**Exercise details:** Gather, from the listing beneath this task, every line holding the string "Fiduciario".

**Provided information:**

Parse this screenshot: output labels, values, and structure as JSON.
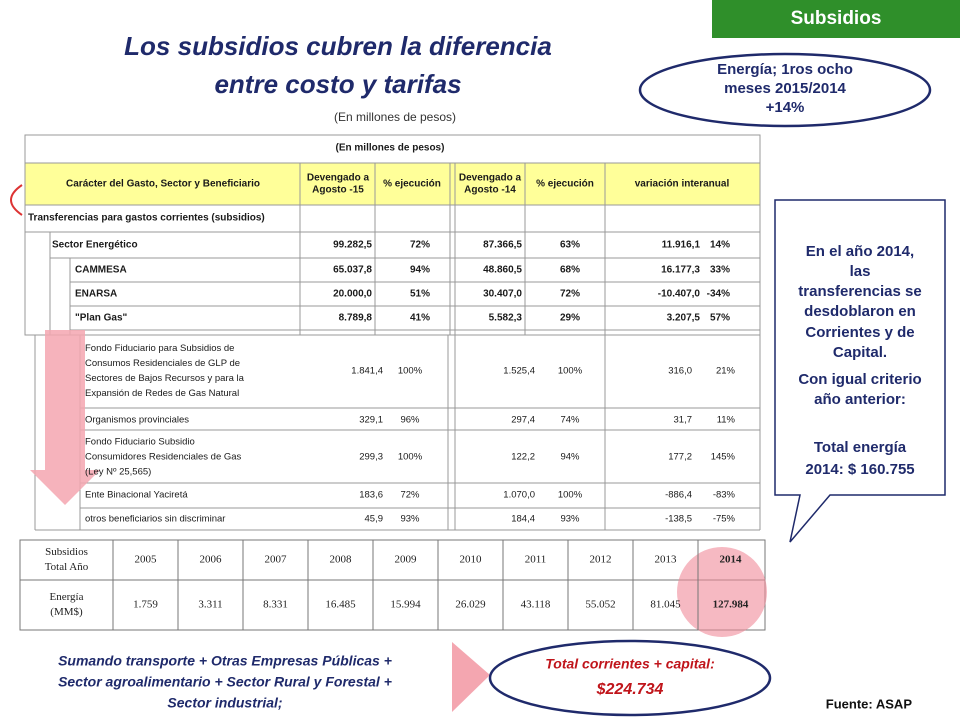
{
  "badge": "Subsidios",
  "title": [
    "Los subsidios cubren la diferencia",
    "entre costo y tarifas"
  ],
  "units_note": "(En millones de pesos)",
  "highlight": [
    "Energía; 1ros  ocho",
    "meses 2015/2014",
    "+14%"
  ],
  "table_top": {
    "caption": "(En millones de pesos)",
    "header": [
      [
        "Carácter del Gasto, Sector y Beneficiario"
      ],
      [
        "Devengado a",
        "Agosto -15"
      ],
      [
        "% ejecución"
      ],
      [
        "Devengado a",
        "Agosto -14"
      ],
      [
        "% ejecución"
      ],
      [
        "variación interanual"
      ]
    ],
    "rows": [
      {
        "label": "Transferencias para gastos corrientes (subsidios)"
      },
      {
        "label": "Sector Energético",
        "values": [
          "99.282,5",
          "72%",
          "87.366,5",
          "63%",
          "11.916,1",
          "14%"
        ]
      },
      {
        "label": "CAMMESA",
        "values": [
          "65.037,8",
          "94%",
          "48.860,5",
          "68%",
          "16.177,3",
          "33%"
        ]
      },
      {
        "label": "ENARSA",
        "values": [
          "20.000,0",
          "51%",
          "30.407,0",
          "72%",
          "-10.407,0",
          "-34%"
        ]
      },
      {
        "label": "\"Plan Gas\"",
        "values": [
          "8.789,8",
          "41%",
          "5.582,3",
          "29%",
          "3.207,5",
          "57%"
        ]
      }
    ]
  },
  "table_detail": {
    "rows": [
      {
        "label": [
          "Fondo Fiduciario para Subsidios de",
          "Consumos Residenciales de GLP de",
          "Sectores de Bajos Recursos y para la",
          "Expansión de Redes de Gas Natural"
        ],
        "values": [
          "1.841,4",
          "100%",
          "1.525,4",
          "100%",
          "316,0",
          "21%"
        ]
      },
      {
        "label": [
          "Organismos provinciales"
        ],
        "values": [
          "329,1",
          "96%",
          "297,4",
          "74%",
          "31,7",
          "11%"
        ]
      },
      {
        "label": [
          "Fondo Fiduciario Subsidio",
          "Consumidores Residenciales de Gas",
          "(Ley Nº 25,565)"
        ],
        "values": [
          "299,3",
          "100%",
          "122,2",
          "94%",
          "177,2",
          "145%"
        ]
      },
      {
        "label": [
          "Ente Binacional Yaciretá"
        ],
        "values": [
          "183,6",
          "72%",
          "1.070,0",
          "100%",
          "-886,4",
          "-83%"
        ]
      },
      {
        "label": [
          "otros beneficiarios sin discriminar"
        ],
        "values": [
          "45,9",
          "93%",
          "184,4",
          "93%",
          "-138,5",
          "-75%"
        ]
      }
    ]
  },
  "callout": [
    [
      "En el año 2014,",
      "las",
      "transferencias se",
      "desdoblaron en",
      "Corrientes y de",
      "Capital."
    ],
    [
      "Con igual criterio",
      "año anterior:"
    ],
    [
      "Total energía",
      "2014: $ 160.755"
    ]
  ],
  "table_years": {
    "header": [
      [
        "Subsidios",
        "Total Año"
      ],
      "2005",
      "2006",
      "2007",
      "2008",
      "2009",
      "2010",
      "2011",
      "2012",
      "2013",
      "2014"
    ],
    "row": [
      [
        "Energía",
        "(MM$)"
      ],
      "1.759",
      "3.311",
      "8.331",
      "16.485",
      "15.994",
      "26.029",
      "43.118",
      "55.052",
      "81.045",
      "127.984"
    ]
  },
  "footer_note": [
    "Sumando transporte + Otras Empresas Públicas +",
    "Sector agroalimentario + Sector Rural y Forestal +",
    "Sector industrial;"
  ],
  "total": {
    "label": "Total corrientes + capital:",
    "value": "$224.734"
  },
  "source": "Fuente: ASAP"
}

**Full response:**
          "Fondo Fiduciario para Subsidios de",
          "Fondo Fiduciario Subsidio",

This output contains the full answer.